Stored records:
++++++++

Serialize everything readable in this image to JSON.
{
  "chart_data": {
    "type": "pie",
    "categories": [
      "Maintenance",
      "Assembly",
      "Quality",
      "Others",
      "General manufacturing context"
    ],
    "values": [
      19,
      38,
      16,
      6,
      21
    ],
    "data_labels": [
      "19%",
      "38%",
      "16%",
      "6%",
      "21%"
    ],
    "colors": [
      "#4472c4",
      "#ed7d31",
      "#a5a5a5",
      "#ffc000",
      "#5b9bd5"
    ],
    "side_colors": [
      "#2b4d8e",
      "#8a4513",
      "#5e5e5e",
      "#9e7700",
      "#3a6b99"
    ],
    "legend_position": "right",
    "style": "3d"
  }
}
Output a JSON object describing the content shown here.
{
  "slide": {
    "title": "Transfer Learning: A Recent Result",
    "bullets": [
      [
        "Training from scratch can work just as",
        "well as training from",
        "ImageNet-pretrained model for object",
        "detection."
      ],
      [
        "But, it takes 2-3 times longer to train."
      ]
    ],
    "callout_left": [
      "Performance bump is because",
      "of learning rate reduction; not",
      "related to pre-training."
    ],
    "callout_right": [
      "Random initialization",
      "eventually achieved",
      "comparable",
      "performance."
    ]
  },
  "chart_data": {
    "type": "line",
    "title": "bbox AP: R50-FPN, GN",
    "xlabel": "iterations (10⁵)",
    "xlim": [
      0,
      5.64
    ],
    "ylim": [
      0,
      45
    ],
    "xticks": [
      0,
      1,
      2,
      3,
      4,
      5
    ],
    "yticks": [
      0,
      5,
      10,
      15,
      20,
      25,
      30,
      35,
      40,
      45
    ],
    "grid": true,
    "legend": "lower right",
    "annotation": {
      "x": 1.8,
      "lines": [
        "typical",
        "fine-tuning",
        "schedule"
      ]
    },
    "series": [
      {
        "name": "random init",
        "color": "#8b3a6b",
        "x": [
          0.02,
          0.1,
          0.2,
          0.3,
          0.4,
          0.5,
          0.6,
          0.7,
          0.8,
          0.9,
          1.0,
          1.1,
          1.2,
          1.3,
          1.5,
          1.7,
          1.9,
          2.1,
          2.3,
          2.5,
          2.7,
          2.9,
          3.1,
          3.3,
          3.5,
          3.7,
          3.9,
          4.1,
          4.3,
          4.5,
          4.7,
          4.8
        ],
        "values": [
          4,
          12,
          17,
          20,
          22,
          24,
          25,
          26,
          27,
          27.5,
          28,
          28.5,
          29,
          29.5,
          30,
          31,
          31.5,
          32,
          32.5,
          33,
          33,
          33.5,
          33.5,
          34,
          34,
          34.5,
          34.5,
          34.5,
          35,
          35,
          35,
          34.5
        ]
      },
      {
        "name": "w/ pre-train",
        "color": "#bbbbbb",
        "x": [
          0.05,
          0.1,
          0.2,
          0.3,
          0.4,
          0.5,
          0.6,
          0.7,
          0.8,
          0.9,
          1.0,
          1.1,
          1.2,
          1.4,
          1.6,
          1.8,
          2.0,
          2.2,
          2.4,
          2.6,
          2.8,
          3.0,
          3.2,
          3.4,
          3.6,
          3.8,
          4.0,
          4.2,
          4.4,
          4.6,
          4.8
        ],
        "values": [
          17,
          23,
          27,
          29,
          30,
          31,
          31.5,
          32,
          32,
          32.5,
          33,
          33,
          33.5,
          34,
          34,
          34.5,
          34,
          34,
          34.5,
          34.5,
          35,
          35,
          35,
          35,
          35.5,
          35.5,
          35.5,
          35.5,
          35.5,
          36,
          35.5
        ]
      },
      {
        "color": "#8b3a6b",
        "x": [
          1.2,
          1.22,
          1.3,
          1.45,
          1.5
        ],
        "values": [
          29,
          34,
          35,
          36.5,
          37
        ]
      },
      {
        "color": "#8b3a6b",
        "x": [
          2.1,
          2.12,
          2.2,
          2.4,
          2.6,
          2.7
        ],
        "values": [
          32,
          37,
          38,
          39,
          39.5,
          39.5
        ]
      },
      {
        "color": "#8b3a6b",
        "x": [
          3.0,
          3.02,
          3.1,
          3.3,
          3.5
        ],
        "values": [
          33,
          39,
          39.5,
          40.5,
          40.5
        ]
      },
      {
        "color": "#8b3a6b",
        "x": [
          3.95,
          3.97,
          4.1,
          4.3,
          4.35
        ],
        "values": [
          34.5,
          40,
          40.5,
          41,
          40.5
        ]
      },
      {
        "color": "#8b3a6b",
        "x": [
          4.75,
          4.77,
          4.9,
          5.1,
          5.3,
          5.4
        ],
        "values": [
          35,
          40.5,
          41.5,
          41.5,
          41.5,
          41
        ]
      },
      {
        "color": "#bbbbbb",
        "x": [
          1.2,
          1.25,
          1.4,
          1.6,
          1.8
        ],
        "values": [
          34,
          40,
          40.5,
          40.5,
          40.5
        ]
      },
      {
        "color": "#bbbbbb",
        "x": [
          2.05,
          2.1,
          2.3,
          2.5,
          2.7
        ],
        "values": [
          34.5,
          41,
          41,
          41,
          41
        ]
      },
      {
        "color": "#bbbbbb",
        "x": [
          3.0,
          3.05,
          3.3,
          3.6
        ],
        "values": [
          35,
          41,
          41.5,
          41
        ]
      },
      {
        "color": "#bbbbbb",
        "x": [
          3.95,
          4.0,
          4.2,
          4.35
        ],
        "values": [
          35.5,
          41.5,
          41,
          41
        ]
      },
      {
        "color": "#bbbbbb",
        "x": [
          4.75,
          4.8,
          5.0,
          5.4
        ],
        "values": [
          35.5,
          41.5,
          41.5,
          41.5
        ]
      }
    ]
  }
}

++++++++

From the records above, extract every entry exactly as given.

**Result of this task:**
Serialize everything readable in this image to JSON.
{
  "chart_data": {
    "type": "pie",
    "categories": [
      "Maintenance",
      "Assembly",
      "Quality",
      "Others",
      "General manufacturing context"
    ],
    "values": [
      19,
      38,
      16,
      6,
      21
    ],
    "data_labels": [
      "19%",
      "38%",
      "16%",
      "6%",
      "21%"
    ],
    "colors": [
      "#4472c4",
      "#ed7d31",
      "#a5a5a5",
      "#ffc000",
      "#5b9bd5"
    ],
    "side_colors": [
      "#2b4d8e",
      "#8a4513",
      "#5e5e5e",
      "#9e7700",
      "#3a6b99"
    ],
    "legend_position": "right",
    "style": "3d"
  }
}
Output a JSON object describing the content shown here.
{
  "slide": {
    "title": "Transfer Learning: A Recent Result",
    "bullets": [
      [
        "Training from scratch can work just as",
        "well as training from",
        "ImageNet-pretrained model for object",
        "detection."
      ],
      [
        "But, it takes 2-3 times longer to train."
      ]
    ],
    "callout_left": [
      "Performance bump is because",
      "of learning rate reduction; not",
      "related to pre-training."
    ],
    "callout_right": [
      "Random initialization",
      "eventually achieved",
      "comparable",
      "performance."
    ]
  },
  "chart_data": {
    "type": "line",
    "title": "bbox AP: R50-FPN, GN",
    "xlabel": "iterations (10⁵)",
    "xlim": [
      0,
      5.64
    ],
    "ylim": [
      0,
      45
    ],
    "xticks": [
      0,
      1,
      2,
      3,
      4,
      5
    ],
    "yticks": [
      0,
      5,
      10,
      15,
      20,
      25,
      30,
      35,
      40,
      45
    ],
    "grid": true,
    "legend": "lower right",
    "annotation": {
      "x": 1.8,
      "lines": [
        "typical",
        "fine-tuning",
        "schedule"
      ]
    },
    "series": [
      {
        "name": "random init",
        "color": "#8b3a6b",
        "x": [
          0.02,
          0.1,
          0.2,
          0.3,
          0.4,
          0.5,
          0.6,
          0.7,
          0.8,
          0.9,
          1.0,
          1.1,
          1.2,
          1.3,
          1.5,
          1.7,
          1.9,
          2.1,
          2.3,
          2.5,
          2.7,
          2.9,
          3.1,
          3.3,
          3.5,
          3.7,
          3.9,
          4.1,
          4.3,
          4.5,
          4.7,
          4.8
        ],
        "values": [
          4,
          12,
          17,
          20,
          22,
          24,
          25,
          26,
          27,
          27.5,
          28,
          28.5,
          29,
          29.5,
          30,
          31,
          31.5,
          32,
          32.5,
          33,
          33,
          33.5,
          33.5,
          34,
          34,
          34.5,
          34.5,
          34.5,
          35,
          35,
          35,
          34.5
        ]
      },
      {
        "name": "w/ pre-train",
        "color": "#bbbbbb",
        "x": [
          0.05,
          0.1,
          0.2,
          0.3,
          0.4,
          0.5,
          0.6,
          0.7,
          0.8,
          0.9,
          1.0,
          1.1,
          1.2,
          1.4,
          1.6,
          1.8,
          2.0,
          2.2,
          2.4,
          2.6,
          2.8,
          3.0,
          3.2,
          3.4,
          3.6,
          3.8,
          4.0,
          4.2,
          4.4,
          4.6,
          4.8
        ],
        "values": [
          17,
          23,
          27,
          29,
          30,
          31,
          31.5,
          32,
          32,
          32.5,
          33,
          33,
          33.5,
          34,
          34,
          34.5,
          34,
          34,
          34.5,
          34.5,
          35,
          35,
          35,
          35,
          35.5,
          35.5,
          35.5,
          35.5,
          35.5,
          36,
          35.5
        ]
      },
      {
        "color": "#8b3a6b",
        "x": [
          1.2,
          1.22,
          1.3,
          1.45,
          1.5
        ],
        "values": [
          29,
          34,
          35,
          36.5,
          37
        ]
      },
      {
        "color": "#8b3a6b",
        "x": [
          2.1,
          2.12,
          2.2,
          2.4,
          2.6,
          2.7
        ],
        "values": [
          32,
          37,
          38,
          39,
          39.5,
          39.5
        ]
      },
      {
        "color": "#8b3a6b",
        "x": [
          3.0,
          3.02,
          3.1,
          3.3,
          3.5
        ],
        "values": [
          33,
          39,
          39.5,
          40.5,
          40.5
        ]
      },
      {
        "color": "#8b3a6b",
        "x": [
          3.95,
          3.97,
          4.1,
          4.3,
          4.35
        ],
        "values": [
          34.5,
          40,
          40.5,
          41,
          40.5
        ]
      },
      {
        "color": "#8b3a6b",
        "x": [
          4.75,
          4.77,
          4.9,
          5.1,
          5.3,
          5.4
        ],
        "values": [
          35,
          40.5,
          41.5,
          41.5,
          41.5,
          41
        ]
      },
      {
        "color": "#bbbbbb",
        "x": [
          1.2,
          1.25,
          1.4,
          1.6,
          1.8
        ],
        "values": [
          34,
          40,
          40.5,
          40.5,
          40.5
        ]
      },
      {
        "color": "#bbbbbb",
        "x": [
          2.05,
          2.1,
          2.3,
          2.5,
          2.7
        ],
        "values": [
          34.5,
          41,
          41,
          41,
          41
        ]
      },
      {
        "color": "#bbbbbb",
        "x": [
          3.0,
          3.05,
          3.3,
          3.6
        ],
        "values": [
          35,
          41,
          41.5,
          41
        ]
      },
      {
        "color": "#bbbbbb",
        "x": [
          3.95,
          4.0,
          4.2,
          4.35
        ],
        "values": [
          35.5,
          41.5,
          41,
          41
        ]
      },
      {
        "color": "#bbbbbb",
        "x": [
          4.75,
          4.8,
          5.0,
          5.4
        ],
        "values": [
          35.5,
          41.5,
          41.5,
          41.5
        ]
      }
    ]
  }
}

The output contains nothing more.